§ Task goal
Write out all of the data without omission, exactly as shown.

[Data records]
☆ ☆ ☆

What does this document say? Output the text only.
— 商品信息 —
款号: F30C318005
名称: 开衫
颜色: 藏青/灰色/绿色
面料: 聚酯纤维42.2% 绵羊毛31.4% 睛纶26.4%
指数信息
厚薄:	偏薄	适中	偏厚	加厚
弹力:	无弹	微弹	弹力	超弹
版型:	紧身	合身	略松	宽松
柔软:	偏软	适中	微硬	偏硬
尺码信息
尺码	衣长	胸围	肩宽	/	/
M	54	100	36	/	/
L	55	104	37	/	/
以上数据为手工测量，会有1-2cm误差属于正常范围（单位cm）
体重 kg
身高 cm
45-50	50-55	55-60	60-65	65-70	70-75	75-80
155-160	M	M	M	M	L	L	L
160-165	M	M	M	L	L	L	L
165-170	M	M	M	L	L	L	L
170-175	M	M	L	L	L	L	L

☆ ☆ ☆

§ Result of the task
What does this document say? Output the text only.
— 商品信息 —
款号: F30C318005
名称: 开衫
颜色: 藏青/灰色/绿色
面料: 聚酯纤维42.2% 绵羊毛31.4% 睛纶26.4%
指数信息
厚薄:	偏薄	适中	偏厚	加厚
弹力:	无弹	微弹	弹力	超弹
版型:	紧身	合身	略松	宽松
柔软:	偏软	适中	微硬	偏硬
尺码信息
尺码	衣长	胸围	肩宽	/	/
M	54	100	36	/	/
L	55	104	37	/	/
以上数据为手工测量，会有1-2cm误差属于正常范围（单位cm）
体重 kg
身高 cm
45-50	50-55	55-60	60-65	65-70	70-75	75-80
155-160	M	M	M	M	L	L	L
160-165	M	M	M	L	L	L	L
165-170	M	M	M	L	L	L	L
170-175	M	M	L	L	L	L	L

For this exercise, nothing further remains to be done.